* **Set problem**: Copy all lines that contain the word "object".

* **Data for this task**:
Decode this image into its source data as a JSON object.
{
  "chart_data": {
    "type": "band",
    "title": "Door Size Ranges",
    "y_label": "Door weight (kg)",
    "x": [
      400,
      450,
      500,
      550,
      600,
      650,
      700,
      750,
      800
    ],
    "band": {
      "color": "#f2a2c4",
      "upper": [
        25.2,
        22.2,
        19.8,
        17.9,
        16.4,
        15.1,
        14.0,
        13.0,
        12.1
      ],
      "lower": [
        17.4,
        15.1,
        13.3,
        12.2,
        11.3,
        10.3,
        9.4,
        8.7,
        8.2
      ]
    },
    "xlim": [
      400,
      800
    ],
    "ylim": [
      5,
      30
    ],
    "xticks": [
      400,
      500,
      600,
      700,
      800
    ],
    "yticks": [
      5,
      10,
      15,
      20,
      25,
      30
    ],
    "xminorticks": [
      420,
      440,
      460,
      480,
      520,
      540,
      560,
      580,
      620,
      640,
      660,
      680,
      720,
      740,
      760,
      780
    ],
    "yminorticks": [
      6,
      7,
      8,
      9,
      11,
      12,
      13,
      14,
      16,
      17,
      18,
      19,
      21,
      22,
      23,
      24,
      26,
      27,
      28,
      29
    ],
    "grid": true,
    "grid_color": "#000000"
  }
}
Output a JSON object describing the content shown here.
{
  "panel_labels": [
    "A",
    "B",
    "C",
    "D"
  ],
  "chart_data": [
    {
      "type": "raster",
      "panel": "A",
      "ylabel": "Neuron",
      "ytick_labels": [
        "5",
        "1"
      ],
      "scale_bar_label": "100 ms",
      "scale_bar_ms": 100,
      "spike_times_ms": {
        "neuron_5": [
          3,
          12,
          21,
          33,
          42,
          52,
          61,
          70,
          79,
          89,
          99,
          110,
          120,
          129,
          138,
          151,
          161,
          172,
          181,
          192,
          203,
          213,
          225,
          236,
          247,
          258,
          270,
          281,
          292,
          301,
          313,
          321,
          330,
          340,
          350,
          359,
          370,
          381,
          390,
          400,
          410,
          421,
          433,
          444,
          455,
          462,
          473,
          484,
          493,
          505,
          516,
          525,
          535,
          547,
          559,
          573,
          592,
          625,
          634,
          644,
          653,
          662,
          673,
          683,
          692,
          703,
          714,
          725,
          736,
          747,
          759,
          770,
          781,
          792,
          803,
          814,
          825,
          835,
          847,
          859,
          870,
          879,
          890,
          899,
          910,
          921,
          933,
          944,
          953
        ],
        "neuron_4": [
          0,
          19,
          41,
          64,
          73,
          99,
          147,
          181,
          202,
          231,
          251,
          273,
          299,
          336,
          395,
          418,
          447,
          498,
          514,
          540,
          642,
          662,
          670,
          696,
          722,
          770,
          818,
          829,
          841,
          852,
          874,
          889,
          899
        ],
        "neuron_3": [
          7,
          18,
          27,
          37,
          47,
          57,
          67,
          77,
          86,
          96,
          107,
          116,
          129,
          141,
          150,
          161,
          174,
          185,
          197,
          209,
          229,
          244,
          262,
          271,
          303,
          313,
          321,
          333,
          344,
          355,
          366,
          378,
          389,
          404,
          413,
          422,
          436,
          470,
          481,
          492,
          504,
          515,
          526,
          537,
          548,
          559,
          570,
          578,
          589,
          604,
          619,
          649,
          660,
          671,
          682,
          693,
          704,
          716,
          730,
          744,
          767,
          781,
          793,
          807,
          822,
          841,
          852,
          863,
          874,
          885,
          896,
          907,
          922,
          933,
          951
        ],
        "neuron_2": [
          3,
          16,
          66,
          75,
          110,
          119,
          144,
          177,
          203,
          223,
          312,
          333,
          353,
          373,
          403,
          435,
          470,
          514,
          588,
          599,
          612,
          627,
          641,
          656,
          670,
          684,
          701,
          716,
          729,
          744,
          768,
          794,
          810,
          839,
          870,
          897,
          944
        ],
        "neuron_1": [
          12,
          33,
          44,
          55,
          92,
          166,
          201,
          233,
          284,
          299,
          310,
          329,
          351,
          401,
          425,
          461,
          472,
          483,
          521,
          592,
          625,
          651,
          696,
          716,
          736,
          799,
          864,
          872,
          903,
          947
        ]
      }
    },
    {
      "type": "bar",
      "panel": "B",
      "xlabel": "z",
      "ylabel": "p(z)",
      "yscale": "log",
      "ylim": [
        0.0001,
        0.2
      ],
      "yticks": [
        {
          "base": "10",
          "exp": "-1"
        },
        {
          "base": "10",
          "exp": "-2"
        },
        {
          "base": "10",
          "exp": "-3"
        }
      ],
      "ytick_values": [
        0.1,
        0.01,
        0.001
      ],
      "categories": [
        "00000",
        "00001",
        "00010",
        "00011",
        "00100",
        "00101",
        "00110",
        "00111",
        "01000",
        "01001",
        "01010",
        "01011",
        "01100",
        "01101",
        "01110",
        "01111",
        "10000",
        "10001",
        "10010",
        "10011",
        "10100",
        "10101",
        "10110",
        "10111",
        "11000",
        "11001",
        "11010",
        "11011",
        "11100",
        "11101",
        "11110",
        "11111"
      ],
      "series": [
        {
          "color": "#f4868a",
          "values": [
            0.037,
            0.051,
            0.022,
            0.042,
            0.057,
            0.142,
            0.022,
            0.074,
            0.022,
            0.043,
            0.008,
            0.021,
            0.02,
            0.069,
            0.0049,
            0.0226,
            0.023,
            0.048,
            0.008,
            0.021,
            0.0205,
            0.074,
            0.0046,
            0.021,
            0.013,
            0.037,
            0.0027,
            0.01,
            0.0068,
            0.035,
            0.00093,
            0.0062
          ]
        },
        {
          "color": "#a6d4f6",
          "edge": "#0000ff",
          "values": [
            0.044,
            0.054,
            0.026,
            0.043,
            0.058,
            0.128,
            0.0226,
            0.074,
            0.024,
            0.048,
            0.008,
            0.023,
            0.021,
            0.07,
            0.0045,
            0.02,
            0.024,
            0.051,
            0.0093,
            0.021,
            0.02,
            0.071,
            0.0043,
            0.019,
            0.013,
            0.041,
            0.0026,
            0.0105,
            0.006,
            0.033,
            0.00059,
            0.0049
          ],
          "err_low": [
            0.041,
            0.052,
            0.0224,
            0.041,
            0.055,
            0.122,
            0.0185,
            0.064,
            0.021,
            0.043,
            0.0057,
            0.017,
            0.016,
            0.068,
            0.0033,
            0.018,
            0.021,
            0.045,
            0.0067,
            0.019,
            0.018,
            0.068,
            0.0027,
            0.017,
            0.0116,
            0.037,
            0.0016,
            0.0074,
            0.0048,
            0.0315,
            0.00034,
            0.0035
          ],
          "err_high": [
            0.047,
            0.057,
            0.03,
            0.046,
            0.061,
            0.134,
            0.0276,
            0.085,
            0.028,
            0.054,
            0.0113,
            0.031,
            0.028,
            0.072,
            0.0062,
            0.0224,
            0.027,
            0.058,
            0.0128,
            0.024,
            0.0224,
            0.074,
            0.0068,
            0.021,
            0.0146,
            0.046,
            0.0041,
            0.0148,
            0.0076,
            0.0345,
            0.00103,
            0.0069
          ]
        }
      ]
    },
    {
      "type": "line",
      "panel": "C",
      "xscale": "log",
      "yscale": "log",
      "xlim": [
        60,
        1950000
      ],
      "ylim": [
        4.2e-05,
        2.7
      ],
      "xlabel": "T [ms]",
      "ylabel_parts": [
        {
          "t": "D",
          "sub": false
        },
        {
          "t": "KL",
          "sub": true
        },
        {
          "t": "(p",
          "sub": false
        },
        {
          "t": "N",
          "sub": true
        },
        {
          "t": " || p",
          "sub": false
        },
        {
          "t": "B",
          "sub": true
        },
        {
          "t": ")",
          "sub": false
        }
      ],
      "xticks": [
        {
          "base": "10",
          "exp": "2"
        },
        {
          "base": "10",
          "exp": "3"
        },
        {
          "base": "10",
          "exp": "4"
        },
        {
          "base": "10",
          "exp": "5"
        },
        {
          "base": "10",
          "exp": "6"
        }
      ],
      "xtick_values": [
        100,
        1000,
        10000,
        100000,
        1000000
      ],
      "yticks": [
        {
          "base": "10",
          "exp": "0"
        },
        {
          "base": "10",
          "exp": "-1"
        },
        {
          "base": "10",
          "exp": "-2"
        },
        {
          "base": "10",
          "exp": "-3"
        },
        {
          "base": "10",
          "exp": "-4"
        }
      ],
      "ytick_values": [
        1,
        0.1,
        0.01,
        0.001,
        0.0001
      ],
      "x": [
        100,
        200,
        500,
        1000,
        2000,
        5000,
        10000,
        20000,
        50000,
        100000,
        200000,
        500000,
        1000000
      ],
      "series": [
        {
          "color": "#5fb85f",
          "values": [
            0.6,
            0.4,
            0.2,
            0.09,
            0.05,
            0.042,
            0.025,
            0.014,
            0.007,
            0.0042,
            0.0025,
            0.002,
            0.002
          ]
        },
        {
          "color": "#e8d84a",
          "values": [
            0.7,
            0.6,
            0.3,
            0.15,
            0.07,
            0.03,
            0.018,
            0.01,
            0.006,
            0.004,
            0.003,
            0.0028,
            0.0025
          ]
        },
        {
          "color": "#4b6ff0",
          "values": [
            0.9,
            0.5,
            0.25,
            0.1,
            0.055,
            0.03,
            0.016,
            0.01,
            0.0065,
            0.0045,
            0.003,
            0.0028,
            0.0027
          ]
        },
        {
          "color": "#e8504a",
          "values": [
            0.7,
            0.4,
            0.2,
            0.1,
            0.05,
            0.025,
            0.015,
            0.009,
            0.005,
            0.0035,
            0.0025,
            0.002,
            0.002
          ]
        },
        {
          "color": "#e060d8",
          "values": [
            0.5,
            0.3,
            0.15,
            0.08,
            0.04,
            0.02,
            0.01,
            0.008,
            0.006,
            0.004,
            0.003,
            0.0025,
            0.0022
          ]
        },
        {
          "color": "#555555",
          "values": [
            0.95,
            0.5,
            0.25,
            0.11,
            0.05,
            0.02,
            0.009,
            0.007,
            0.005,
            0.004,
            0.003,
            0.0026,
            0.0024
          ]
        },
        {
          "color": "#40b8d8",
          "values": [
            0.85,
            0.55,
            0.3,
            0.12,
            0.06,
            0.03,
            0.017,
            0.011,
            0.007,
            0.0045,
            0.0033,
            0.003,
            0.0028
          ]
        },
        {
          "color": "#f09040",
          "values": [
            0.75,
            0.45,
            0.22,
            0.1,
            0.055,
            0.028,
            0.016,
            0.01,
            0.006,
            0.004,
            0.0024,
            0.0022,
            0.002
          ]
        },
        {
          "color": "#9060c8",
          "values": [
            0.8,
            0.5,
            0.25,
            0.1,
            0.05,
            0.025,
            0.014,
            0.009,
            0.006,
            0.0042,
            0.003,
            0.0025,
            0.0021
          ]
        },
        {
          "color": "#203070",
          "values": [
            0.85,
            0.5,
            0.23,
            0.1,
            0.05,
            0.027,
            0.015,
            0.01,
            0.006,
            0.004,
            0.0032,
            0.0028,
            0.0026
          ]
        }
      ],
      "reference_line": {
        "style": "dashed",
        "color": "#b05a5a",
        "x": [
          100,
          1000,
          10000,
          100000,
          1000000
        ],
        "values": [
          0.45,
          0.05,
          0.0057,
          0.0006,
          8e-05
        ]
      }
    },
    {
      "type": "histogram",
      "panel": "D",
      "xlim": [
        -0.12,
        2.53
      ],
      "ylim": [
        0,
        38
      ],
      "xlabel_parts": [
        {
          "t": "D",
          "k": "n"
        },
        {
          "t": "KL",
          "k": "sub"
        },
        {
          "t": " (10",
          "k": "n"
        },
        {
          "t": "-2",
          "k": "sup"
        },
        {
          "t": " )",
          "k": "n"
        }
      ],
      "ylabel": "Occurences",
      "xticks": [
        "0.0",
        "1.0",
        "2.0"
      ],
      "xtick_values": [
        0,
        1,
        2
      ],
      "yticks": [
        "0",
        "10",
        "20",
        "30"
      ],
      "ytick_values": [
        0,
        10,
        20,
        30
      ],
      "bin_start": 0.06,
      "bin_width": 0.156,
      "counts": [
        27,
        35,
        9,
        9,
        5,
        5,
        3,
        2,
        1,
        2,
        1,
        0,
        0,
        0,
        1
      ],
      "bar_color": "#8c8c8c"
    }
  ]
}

* **Reply to the exercise**:
Decode this image into its source data as a JSON object.
Output a JSON object describing the content shown here.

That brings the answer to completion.